## WRITTEN INSTRUCTION
Retype every entry word for word.

Stored data entries:

_ _ _

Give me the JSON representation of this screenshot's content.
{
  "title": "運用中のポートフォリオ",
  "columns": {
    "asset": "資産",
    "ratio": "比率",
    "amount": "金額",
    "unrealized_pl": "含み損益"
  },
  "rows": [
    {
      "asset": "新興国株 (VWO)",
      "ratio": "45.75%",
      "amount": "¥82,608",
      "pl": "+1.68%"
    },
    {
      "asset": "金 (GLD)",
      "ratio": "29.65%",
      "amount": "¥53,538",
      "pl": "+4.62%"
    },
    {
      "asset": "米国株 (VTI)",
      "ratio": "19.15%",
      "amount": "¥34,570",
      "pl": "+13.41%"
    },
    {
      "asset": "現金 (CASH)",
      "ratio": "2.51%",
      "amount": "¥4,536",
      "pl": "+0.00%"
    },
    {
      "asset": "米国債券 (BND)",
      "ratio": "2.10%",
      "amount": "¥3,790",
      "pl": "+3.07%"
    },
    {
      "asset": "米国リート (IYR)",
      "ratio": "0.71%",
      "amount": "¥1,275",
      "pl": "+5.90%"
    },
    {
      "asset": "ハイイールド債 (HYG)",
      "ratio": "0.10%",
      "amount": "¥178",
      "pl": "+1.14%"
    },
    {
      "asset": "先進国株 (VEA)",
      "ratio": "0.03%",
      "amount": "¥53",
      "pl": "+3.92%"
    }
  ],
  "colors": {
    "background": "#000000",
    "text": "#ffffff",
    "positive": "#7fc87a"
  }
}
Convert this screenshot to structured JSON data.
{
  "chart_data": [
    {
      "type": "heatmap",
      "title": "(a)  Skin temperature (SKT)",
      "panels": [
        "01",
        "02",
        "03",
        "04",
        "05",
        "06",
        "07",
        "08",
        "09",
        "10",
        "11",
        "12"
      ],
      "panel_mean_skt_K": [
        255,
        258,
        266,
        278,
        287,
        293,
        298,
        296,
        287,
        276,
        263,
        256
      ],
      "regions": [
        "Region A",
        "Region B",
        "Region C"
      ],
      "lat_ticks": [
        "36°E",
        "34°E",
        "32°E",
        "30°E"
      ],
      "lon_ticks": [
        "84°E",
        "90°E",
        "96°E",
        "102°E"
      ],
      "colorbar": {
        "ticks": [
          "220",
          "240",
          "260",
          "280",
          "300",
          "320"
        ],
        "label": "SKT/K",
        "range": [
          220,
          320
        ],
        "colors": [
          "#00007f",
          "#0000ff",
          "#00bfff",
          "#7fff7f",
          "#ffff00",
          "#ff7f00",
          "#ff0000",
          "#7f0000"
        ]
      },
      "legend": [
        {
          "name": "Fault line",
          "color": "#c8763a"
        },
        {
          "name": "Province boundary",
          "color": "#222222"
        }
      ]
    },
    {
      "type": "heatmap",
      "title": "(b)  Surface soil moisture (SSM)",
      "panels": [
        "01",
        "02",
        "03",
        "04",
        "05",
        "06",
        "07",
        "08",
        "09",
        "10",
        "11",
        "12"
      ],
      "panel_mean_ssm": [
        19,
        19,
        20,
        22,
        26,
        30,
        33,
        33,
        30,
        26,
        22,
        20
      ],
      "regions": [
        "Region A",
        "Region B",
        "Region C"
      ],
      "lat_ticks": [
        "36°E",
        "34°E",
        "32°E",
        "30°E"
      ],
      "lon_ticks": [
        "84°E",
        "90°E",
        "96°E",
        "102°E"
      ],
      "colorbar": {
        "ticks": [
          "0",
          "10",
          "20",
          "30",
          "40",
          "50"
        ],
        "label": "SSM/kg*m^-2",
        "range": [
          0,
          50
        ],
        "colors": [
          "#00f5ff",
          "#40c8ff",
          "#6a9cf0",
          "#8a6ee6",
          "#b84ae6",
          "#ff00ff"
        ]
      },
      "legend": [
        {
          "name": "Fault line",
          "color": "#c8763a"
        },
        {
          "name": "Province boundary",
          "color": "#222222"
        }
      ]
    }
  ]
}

_ _ _

## COMPLETE OUTPUT
Give me the JSON representation of this screenshot's content.
{
  "title": "運用中のポートフォリオ",
  "columns": {
    "asset": "資産",
    "ratio": "比率",
    "amount": "金額",
    "unrealized_pl": "含み損益"
  },
  "rows": [
    {
      "asset": "新興国株 (VWO)",
      "ratio": "45.75%",
      "amount": "¥82,608",
      "pl": "+1.68%"
    },
    {
      "asset": "金 (GLD)",
      "ratio": "29.65%",
      "amount": "¥53,538",
      "pl": "+4.62%"
    },
    {
      "asset": "米国株 (VTI)",
      "ratio": "19.15%",
      "amount": "¥34,570",
      "pl": "+13.41%"
    },
    {
      "asset": "現金 (CASH)",
      "ratio": "2.51%",
      "amount": "¥4,536",
      "pl": "+0.00%"
    },
    {
      "asset": "米国債券 (BND)",
      "ratio": "2.10%",
      "amount": "¥3,790",
      "pl": "+3.07%"
    },
    {
      "asset": "米国リート (IYR)",
      "ratio": "0.71%",
      "amount": "¥1,275",
      "pl": "+5.90%"
    },
    {
      "asset": "ハイイールド債 (HYG)",
      "ratio": "0.10%",
      "amount": "¥178",
      "pl": "+1.14%"
    },
    {
      "asset": "先進国株 (VEA)",
      "ratio": "0.03%",
      "amount": "¥53",
      "pl": "+3.92%"
    }
  ],
  "colors": {
    "background": "#000000",
    "text": "#ffffff",
    "positive": "#7fc87a"
  }
}
Convert this screenshot to structured JSON data.
{
  "chart_data": [
    {
      "type": "heatmap",
      "title": "(a)  Skin temperature (SKT)",
      "panels": [
        "01",
        "02",
        "03",
        "04",
        "05",
        "06",
        "07",
        "08",
        "09",
        "10",
        "11",
        "12"
      ],
      "panel_mean_skt_K": [
        255,
        258,
        266,
        278,
        287,
        293,
        298,
        296,
        287,
        276,
        263,
        256
      ],
      "regions": [
        "Region A",
        "Region B",
        "Region C"
      ],
      "lat_ticks": [
        "36°E",
        "34°E",
        "32°E",
        "30°E"
      ],
      "lon_ticks": [
        "84°E",
        "90°E",
        "96°E",
        "102°E"
      ],
      "colorbar": {
        "ticks": [
          "220",
          "240",
          "260",
          "280",
          "300",
          "320"
        ],
        "label": "SKT/K",
        "range": [
          220,
          320
        ],
        "colors": [
          "#00007f",
          "#0000ff",
          "#00bfff",
          "#7fff7f",
          "#ffff00",
          "#ff7f00",
          "#ff0000",
          "#7f0000"
        ]
      },
      "legend": [
        {
          "name": "Fault line",
          "color": "#c8763a"
        },
        {
          "name": "Province boundary",
          "color": "#222222"
        }
      ]
    },
    {
      "type": "heatmap",
      "title": "(b)  Surface soil moisture (SSM)",
      "panels": [
        "01",
        "02",
        "03",
        "04",
        "05",
        "06",
        "07",
        "08",
        "09",
        "10",
        "11",
        "12"
      ],
      "panel_mean_ssm": [
        19,
        19,
        20,
        22,
        26,
        30,
        33,
        33,
        30,
        26,
        22,
        20
      ],
      "regions": [
        "Region A",
        "Region B",
        "Region C"
      ],
      "lat_ticks": [
        "36°E",
        "34°E",
        "32°E",
        "30°E"
      ],
      "lon_ticks": [
        "84°E",
        "90°E",
        "96°E",
        "102°E"
      ],
      "colorbar": {
        "ticks": [
          "0",
          "10",
          "20",
          "30",
          "40",
          "50"
        ],
        "label": "SSM/kg*m^-2",
        "range": [
          0,
          50
        ],
        "colors": [
          "#00f5ff",
          "#40c8ff",
          "#6a9cf0",
          "#8a6ee6",
          "#b84ae6",
          "#ff00ff"
        ]
      },
      "legend": [
        {
          "name": "Fault line",
          "color": "#c8763a"
        },
        {
          "name": "Province boundary",
          "color": "#222222"
        }
      ]
    }
  ]
}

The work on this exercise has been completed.